### AIM OF THE TASK
Print the listing as it stands, omitting all images.

________________________________________

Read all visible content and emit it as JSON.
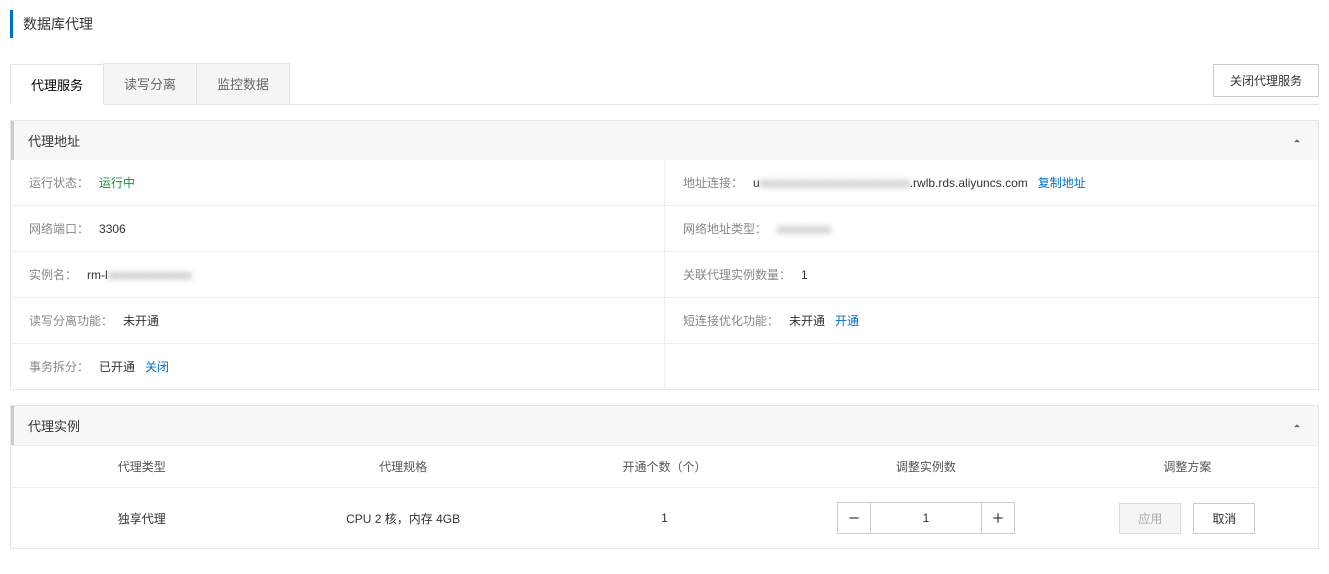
{
  "page_title": "数据库代理",
  "tabs": [
    {
      "label": "代理服务",
      "active": true
    },
    {
      "label": "读写分离",
      "active": false
    },
    {
      "label": "监控数据",
      "active": false
    }
  ],
  "close_proxy_button": "关闭代理服务",
  "panel_address": {
    "title": "代理地址",
    "rows": {
      "status_label": "运行状态：",
      "status_value": "运行中",
      "addr_label": "地址连接：",
      "addr_prefix": "u",
      "addr_hidden": "xxxxxxxxxxxxxxxxxxxxxxxxx",
      "addr_suffix": ".rwlb.rds.aliyuncs.com",
      "copy_link": "复制地址",
      "port_label": "网络端口：",
      "port_value": "3306",
      "net_type_label": "网络地址类型：",
      "net_type_value": "xxxxxxxxx",
      "instance_label": "实例名：",
      "instance_prefix": "rm-l",
      "instance_hidden": "xxxxxxxxxxxxxx",
      "assoc_count_label": "关联代理实例数量：",
      "assoc_count_value": "1",
      "rw_split_label": "读写分离功能：",
      "rw_split_value": "未开通",
      "short_conn_label": "短连接优化功能：",
      "short_conn_value": "未开通",
      "short_conn_link": "开通",
      "tx_split_label": "事务拆分：",
      "tx_split_value": "已开通",
      "tx_split_link": "关闭"
    }
  },
  "panel_instance": {
    "title": "代理实例",
    "columns": {
      "type": "代理类型",
      "spec": "代理规格",
      "count": "开通个数（个）",
      "adjust": "调整实例数",
      "plan": "调整方案"
    },
    "row": {
      "type": "独享代理",
      "spec": "CPU 2 核，内存 4GB",
      "count": "1",
      "adjust_value": "1",
      "apply": "应用",
      "cancel": "取消"
    }
  }
}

________________________________________

### FINISHED ANSWER
Read all visible content and emit it as JSON.
{
  "page_title": "数据库代理",
  "tabs": [
    {
      "label": "代理服务",
      "active": true
    },
    {
      "label": "读写分离",
      "active": false
    },
    {
      "label": "监控数据",
      "active": false
    }
  ],
  "close_proxy_button": "关闭代理服务",
  "panel_address": {
    "title": "代理地址",
    "rows": {
      "status_label": "运行状态：",
      "status_value": "运行中",
      "addr_label": "地址连接：",
      "addr_prefix": "u",
      "addr_hidden": "xxxxxxxxxxxxxxxxxxxxxxxxx",
      "addr_suffix": ".rwlb.rds.aliyuncs.com",
      "copy_link": "复制地址",
      "port_label": "网络端口：",
      "port_value": "3306",
      "net_type_label": "网络地址类型：",
      "net_type_value": "xxxxxxxxx",
      "instance_label": "实例名：",
      "instance_prefix": "rm-l",
      "instance_hidden": "xxxxxxxxxxxxxx",
      "assoc_count_label": "关联代理实例数量：",
      "assoc_count_value": "1",
      "rw_split_label": "读写分离功能：",
      "rw_split_value": "未开通",
      "short_conn_label": "短连接优化功能：",
      "short_conn_value": "未开通",
      "short_conn_link": "开通",
      "tx_split_label": "事务拆分：",
      "tx_split_value": "已开通",
      "tx_split_link": "关闭"
    }
  },
  "panel_instance": {
    "title": "代理实例",
    "columns": {
      "type": "代理类型",
      "spec": "代理规格",
      "count": "开通个数（个）",
      "adjust": "调整实例数",
      "plan": "调整方案"
    },
    "row": {
      "type": "独享代理",
      "spec": "CPU 2 核，内存 4GB",
      "count": "1",
      "adjust_value": "1",
      "apply": "应用",
      "cancel": "取消"
    }
  }
}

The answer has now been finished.